● **Given instruction**
Gather all lines from the material that contain the word "title".

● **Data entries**
★ ★ ★

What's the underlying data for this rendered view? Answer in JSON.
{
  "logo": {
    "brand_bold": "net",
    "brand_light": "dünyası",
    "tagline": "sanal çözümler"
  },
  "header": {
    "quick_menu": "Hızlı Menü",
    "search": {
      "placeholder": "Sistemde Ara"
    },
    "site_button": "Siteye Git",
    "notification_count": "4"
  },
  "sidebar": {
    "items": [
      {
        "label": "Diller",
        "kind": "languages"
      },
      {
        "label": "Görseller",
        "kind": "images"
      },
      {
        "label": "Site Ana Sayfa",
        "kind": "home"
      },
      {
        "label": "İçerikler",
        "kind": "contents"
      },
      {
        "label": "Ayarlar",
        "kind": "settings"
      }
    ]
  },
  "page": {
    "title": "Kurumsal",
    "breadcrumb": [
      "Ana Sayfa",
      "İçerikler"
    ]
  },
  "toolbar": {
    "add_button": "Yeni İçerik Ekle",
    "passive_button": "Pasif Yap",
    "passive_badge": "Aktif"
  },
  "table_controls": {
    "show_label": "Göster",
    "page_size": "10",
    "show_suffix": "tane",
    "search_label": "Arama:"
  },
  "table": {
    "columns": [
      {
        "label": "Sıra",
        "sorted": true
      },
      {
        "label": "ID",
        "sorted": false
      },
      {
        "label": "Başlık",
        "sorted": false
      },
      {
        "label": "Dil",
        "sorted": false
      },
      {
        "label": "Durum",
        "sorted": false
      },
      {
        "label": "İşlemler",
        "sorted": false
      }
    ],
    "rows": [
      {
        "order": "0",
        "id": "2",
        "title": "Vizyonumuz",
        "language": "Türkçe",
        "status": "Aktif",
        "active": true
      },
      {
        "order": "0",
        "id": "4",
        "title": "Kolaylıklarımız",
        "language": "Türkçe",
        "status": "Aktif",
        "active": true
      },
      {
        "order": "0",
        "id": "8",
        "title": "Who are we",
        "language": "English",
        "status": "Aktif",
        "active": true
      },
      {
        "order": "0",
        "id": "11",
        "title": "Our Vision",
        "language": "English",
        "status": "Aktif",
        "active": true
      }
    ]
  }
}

★ ★ ★

● **Output below**
    "title": "Kurumsal",
        "title": "Vizyonumuz",
        "title": "Kolaylıklarımız",
        "title": "Who are we",
        "title": "Our Vision",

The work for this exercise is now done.